• _The exercise_
Count every line in the data below where "distribution" occurs, then state that number and nothing more.

• _Supplied material_
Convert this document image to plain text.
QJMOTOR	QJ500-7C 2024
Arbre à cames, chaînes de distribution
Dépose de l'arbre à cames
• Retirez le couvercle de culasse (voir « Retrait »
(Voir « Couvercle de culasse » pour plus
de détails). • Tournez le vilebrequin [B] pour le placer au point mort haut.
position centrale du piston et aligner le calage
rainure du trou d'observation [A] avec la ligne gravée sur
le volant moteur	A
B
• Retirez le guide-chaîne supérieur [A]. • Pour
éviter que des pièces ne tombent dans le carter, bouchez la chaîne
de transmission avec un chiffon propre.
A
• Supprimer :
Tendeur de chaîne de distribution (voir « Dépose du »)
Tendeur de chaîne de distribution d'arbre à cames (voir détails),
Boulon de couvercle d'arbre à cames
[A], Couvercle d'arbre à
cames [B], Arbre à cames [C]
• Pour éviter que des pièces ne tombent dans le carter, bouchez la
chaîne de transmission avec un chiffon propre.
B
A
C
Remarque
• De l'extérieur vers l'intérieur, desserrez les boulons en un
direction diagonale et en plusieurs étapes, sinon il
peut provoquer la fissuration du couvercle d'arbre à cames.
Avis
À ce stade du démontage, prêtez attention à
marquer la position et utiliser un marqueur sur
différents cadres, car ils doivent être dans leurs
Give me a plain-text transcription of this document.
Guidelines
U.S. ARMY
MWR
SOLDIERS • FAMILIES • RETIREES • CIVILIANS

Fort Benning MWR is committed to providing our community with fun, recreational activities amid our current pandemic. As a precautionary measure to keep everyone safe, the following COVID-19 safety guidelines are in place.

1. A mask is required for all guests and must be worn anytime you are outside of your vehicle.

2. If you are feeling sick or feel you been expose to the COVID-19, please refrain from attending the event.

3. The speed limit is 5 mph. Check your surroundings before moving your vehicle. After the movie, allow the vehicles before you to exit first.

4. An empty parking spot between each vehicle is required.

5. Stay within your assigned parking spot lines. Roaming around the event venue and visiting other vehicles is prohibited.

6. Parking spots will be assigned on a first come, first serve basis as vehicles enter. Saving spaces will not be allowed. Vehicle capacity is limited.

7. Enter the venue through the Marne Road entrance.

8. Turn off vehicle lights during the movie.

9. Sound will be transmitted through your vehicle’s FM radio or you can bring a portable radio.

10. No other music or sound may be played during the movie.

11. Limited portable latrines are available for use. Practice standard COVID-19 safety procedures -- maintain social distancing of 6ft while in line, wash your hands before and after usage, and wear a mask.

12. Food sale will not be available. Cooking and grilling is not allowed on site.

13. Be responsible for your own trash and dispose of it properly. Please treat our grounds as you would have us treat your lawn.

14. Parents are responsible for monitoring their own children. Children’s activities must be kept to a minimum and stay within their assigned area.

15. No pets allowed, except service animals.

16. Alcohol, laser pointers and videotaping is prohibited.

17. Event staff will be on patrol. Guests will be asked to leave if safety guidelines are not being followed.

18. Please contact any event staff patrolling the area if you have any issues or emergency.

• _Finished answer_
3